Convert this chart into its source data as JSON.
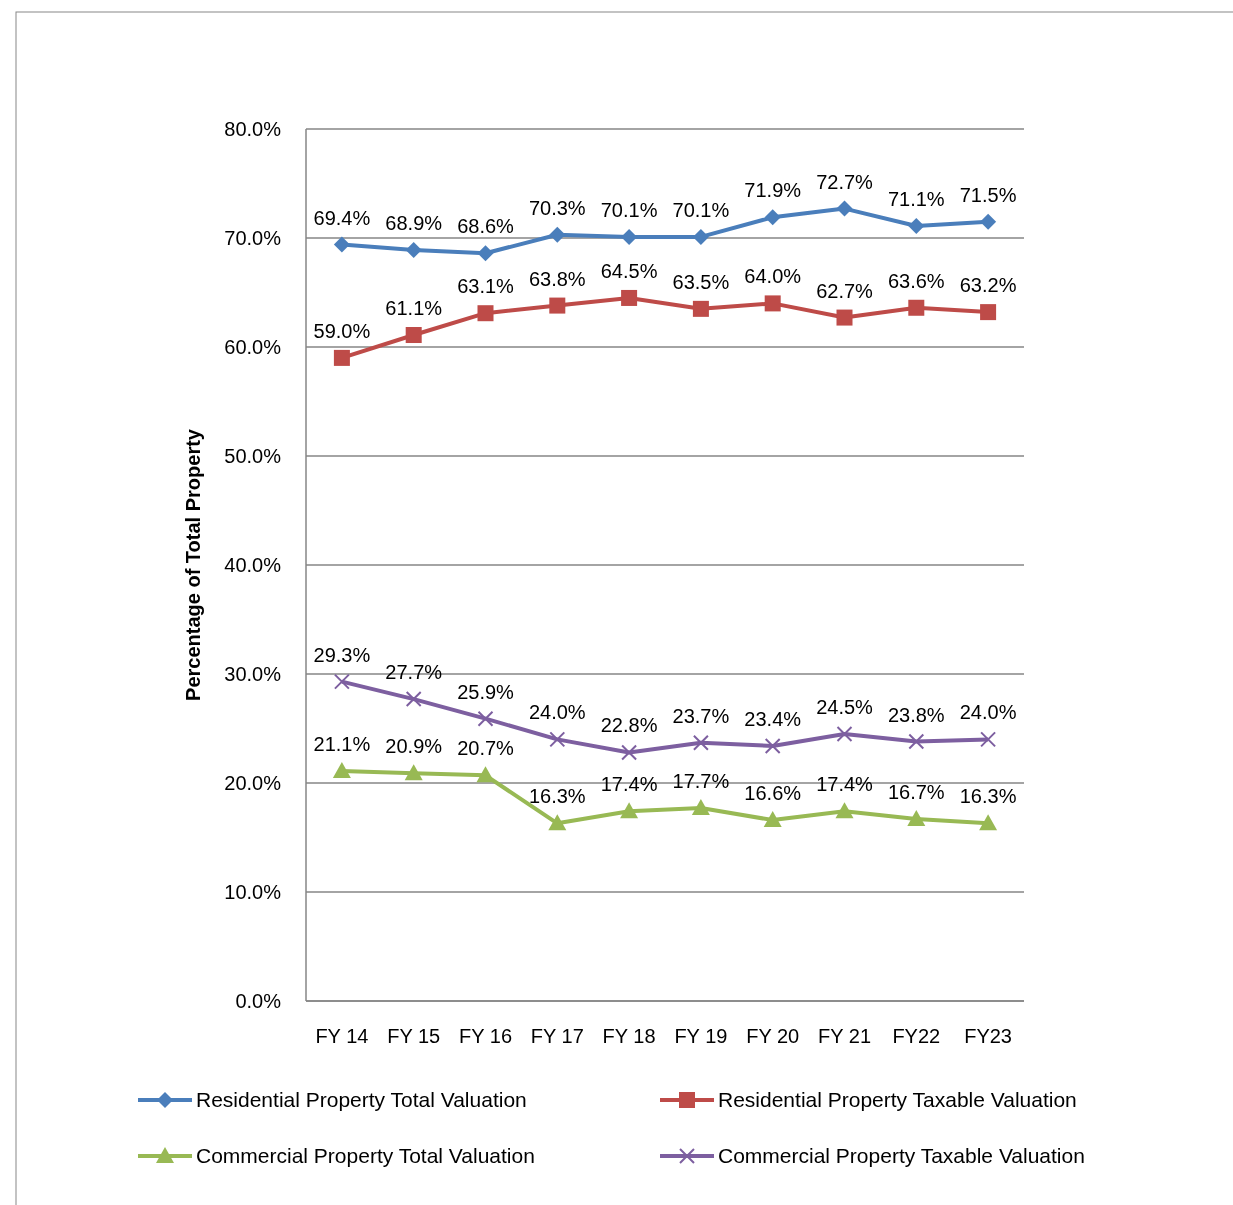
{
  "chart_data": {
    "type": "line",
    "ylabel": "Percentage of Total Property",
    "categories": [
      "FY 14",
      "FY 15",
      "FY 16",
      "FY 17",
      "FY 18",
      "FY 19",
      "FY 20",
      "FY 21",
      "FY22",
      "FY23"
    ],
    "ylim": [
      0,
      80
    ],
    "yticks": [
      {
        "value": 0,
        "label": "0.0%"
      },
      {
        "value": 10,
        "label": "10.0%"
      },
      {
        "value": 20,
        "label": "20.0%"
      },
      {
        "value": 30,
        "label": "30.0%"
      },
      {
        "value": 40,
        "label": "40.0%"
      },
      {
        "value": 50,
        "label": "50.0%"
      },
      {
        "value": 60,
        "label": "60.0%"
      },
      {
        "value": 70,
        "label": "70.0%"
      },
      {
        "value": 80,
        "label": "80.0%"
      }
    ],
    "grid": "y",
    "legend": "bottom",
    "series": [
      {
        "name": "Residential Property Total Valuation",
        "color": "#4a7ebb",
        "marker": "diamond",
        "values": [
          69.4,
          68.9,
          68.6,
          70.3,
          70.1,
          70.1,
          71.9,
          72.7,
          71.1,
          71.5
        ],
        "value_labels": [
          "69.4%",
          "68.9%",
          "68.6%",
          "70.3%",
          "70.1%",
          "70.1%",
          "71.9%",
          "72.7%",
          "71.1%",
          "71.5%"
        ]
      },
      {
        "name": "Residential Property Taxable Valuation",
        "color": "#be4b48",
        "marker": "square",
        "values": [
          59.0,
          61.1,
          63.1,
          63.8,
          64.5,
          63.5,
          64.0,
          62.7,
          63.6,
          63.2
        ],
        "value_labels": [
          "59.0%",
          "61.1%",
          "63.1%",
          "63.8%",
          "64.5%",
          "63.5%",
          "64.0%",
          "62.7%",
          "63.6%",
          "63.2%"
        ]
      },
      {
        "name": "Commercial Property Total Valuation",
        "color": "#98b954",
        "marker": "triangle",
        "values": [
          21.1,
          20.9,
          20.7,
          16.3,
          17.4,
          17.7,
          16.6,
          17.4,
          16.7,
          16.3
        ],
        "value_labels": [
          "21.1%",
          "20.9%",
          "20.7%",
          "16.3%",
          "17.4%",
          "17.7%",
          "16.6%",
          "17.4%",
          "16.7%",
          "16.3%"
        ]
      },
      {
        "name": "Commercial Property Taxable Valuation",
        "color": "#7d5fa0",
        "marker": "cross",
        "values": [
          29.3,
          27.7,
          25.9,
          24.0,
          22.8,
          23.7,
          23.4,
          24.5,
          23.8,
          24.0
        ],
        "value_labels": [
          "29.3%",
          "27.7%",
          "25.9%",
          "24.0%",
          "22.8%",
          "23.7%",
          "23.4%",
          "24.5%",
          "23.8%",
          "24.0%"
        ]
      }
    ]
  }
}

**THE REQUEST:**
Scan the material above for the word "marker". Copy each line where it occurs.

**TASK ANSWER:**
        "marker": "diamond",
        "marker": "square",
        "marker": "triangle",
        "marker": "cross",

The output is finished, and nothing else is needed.